_Stated exercise:_ Print all the records exactly, please.

-- start of The data --

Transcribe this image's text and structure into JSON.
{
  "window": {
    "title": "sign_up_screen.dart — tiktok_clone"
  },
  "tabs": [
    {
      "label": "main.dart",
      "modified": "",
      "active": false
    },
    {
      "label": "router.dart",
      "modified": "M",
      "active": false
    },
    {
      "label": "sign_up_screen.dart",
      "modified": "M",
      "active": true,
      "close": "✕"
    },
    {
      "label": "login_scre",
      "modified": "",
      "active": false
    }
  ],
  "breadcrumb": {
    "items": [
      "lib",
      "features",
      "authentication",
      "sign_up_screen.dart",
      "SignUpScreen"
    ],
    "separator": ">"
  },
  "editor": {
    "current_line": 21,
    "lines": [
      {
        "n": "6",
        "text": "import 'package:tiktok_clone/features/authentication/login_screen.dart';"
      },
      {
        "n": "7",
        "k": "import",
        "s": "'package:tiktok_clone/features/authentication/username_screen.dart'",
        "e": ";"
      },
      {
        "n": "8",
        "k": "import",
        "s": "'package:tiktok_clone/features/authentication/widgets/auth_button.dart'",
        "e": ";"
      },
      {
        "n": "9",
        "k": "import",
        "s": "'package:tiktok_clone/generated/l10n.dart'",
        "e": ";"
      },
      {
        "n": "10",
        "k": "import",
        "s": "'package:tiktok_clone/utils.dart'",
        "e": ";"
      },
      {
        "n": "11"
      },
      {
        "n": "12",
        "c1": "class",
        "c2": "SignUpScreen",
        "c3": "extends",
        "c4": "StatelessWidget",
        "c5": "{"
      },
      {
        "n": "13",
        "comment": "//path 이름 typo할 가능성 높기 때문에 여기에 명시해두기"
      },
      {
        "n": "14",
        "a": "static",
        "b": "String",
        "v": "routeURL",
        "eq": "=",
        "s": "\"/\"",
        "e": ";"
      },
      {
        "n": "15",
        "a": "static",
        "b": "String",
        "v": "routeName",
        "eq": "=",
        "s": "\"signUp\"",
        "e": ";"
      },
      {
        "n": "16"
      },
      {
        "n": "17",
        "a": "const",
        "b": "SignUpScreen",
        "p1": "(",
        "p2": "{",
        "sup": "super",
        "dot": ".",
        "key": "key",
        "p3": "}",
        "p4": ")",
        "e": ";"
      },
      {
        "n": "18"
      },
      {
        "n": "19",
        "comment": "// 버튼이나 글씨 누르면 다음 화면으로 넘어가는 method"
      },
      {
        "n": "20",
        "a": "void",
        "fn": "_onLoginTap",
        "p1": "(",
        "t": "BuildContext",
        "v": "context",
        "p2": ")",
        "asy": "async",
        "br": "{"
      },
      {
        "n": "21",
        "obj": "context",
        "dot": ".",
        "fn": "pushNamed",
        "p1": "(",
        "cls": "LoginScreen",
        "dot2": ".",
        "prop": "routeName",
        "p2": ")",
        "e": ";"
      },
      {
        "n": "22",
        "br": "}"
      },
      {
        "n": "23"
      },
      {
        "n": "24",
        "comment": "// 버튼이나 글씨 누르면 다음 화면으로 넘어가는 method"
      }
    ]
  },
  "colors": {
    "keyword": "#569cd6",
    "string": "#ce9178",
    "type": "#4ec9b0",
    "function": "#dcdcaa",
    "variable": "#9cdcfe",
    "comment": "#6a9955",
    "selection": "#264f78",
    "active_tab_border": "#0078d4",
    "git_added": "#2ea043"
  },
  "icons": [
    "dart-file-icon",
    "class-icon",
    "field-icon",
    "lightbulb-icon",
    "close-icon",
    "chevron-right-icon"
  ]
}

-- end of The data --

_Task answer:_
Transcribe this image's text and structure into JSON.
{
  "window": {
    "title": "sign_up_screen.dart — tiktok_clone"
  },
  "tabs": [
    {
      "label": "main.dart",
      "modified": "",
      "active": false
    },
    {
      "label": "router.dart",
      "modified": "M",
      "active": false
    },
    {
      "label": "sign_up_screen.dart",
      "modified": "M",
      "active": true,
      "close": "✕"
    },
    {
      "label": "login_scre",
      "modified": "",
      "active": false
    }
  ],
  "breadcrumb": {
    "items": [
      "lib",
      "features",
      "authentication",
      "sign_up_screen.dart",
      "SignUpScreen"
    ],
    "separator": ">"
  },
  "editor": {
    "current_line": 21,
    "lines": [
      {
        "n": "6",
        "text": "import 'package:tiktok_clone/features/authentication/login_screen.dart';"
      },
      {
        "n": "7",
        "k": "import",
        "s": "'package:tiktok_clone/features/authentication/username_screen.dart'",
        "e": ";"
      },
      {
        "n": "8",
        "k": "import",
        "s": "'package:tiktok_clone/features/authentication/widgets/auth_button.dart'",
        "e": ";"
      },
      {
        "n": "9",
        "k": "import",
        "s": "'package:tiktok_clone/generated/l10n.dart'",
        "e": ";"
      },
      {
        "n": "10",
        "k": "import",
        "s": "'package:tiktok_clone/utils.dart'",
        "e": ";"
      },
      {
        "n": "11"
      },
      {
        "n": "12",
        "c1": "class",
        "c2": "SignUpScreen",
        "c3": "extends",
        "c4": "StatelessWidget",
        "c5": "{"
      },
      {
        "n": "13",
        "comment": "//path 이름 typo할 가능성 높기 때문에 여기에 명시해두기"
      },
      {
        "n": "14",
        "a": "static",
        "b": "String",
        "v": "routeURL",
        "eq": "=",
        "s": "\"/\"",
        "e": ";"
      },
      {
        "n": "15",
        "a": "static",
        "b": "String",
        "v": "routeName",
        "eq": "=",
        "s": "\"signUp\"",
        "e": ";"
      },
      {
        "n": "16"
      },
      {
        "n": "17",
        "a": "const",
        "b": "SignUpScreen",
        "p1": "(",
        "p2": "{",
        "sup": "super",
        "dot": ".",
        "key": "key",
        "p3": "}",
        "p4": ")",
        "e": ";"
      },
      {
        "n": "18"
      },
      {
        "n": "19",
        "comment": "// 버튼이나 글씨 누르면 다음 화면으로 넘어가는 method"
      },
      {
        "n": "20",
        "a": "void",
        "fn": "_onLoginTap",
        "p1": "(",
        "t": "BuildContext",
        "v": "context",
        "p2": ")",
        "asy": "async",
        "br": "{"
      },
      {
        "n": "21",
        "obj": "context",
        "dot": ".",
        "fn": "pushNamed",
        "p1": "(",
        "cls": "LoginScreen",
        "dot2": ".",
        "prop": "routeName",
        "p2": ")",
        "e": ";"
      },
      {
        "n": "22",
        "br": "}"
      },
      {
        "n": "23"
      },
      {
        "n": "24",
        "comment": "// 버튼이나 글씨 누르면 다음 화면으로 넘어가는 method"
      }
    ]
  },
  "colors": {
    "keyword": "#569cd6",
    "string": "#ce9178",
    "type": "#4ec9b0",
    "function": "#dcdcaa",
    "variable": "#9cdcfe",
    "comment": "#6a9955",
    "selection": "#264f78",
    "active_tab_border": "#0078d4",
    "git_added": "#2ea043"
  },
  "icons": [
    "dart-file-icon",
    "class-icon",
    "field-icon",
    "lightbulb-icon",
    "close-icon",
    "chevron-right-icon"
  ]
}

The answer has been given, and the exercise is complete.